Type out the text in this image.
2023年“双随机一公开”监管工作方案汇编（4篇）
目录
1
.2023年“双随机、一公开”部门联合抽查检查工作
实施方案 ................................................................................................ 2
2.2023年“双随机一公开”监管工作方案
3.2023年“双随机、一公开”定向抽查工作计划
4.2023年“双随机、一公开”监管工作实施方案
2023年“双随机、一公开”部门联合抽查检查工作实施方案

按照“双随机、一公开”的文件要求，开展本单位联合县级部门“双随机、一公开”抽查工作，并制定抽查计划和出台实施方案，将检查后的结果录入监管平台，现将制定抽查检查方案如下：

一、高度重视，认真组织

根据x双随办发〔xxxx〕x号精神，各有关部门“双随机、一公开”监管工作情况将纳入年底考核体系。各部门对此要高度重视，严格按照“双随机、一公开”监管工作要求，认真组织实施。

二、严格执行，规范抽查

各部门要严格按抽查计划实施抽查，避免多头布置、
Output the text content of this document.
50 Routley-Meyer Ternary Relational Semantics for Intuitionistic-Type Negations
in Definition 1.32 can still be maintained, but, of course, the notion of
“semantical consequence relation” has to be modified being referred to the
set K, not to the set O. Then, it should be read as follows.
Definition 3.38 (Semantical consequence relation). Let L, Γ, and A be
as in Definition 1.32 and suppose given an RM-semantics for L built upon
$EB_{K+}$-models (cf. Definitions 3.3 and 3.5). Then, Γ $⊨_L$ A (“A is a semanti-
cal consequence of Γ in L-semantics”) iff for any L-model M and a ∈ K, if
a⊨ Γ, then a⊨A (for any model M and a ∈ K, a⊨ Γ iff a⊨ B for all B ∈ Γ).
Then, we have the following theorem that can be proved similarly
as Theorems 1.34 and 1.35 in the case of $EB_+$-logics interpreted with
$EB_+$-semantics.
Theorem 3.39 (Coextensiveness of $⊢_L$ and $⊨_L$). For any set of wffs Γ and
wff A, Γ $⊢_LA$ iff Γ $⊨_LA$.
------------------------------------------------------------------------
* _EXERCISE BRIEF_:
Read the data above and count the lines that include "Type". Answer only with the count.

* _OUTPUT BELOW_:
2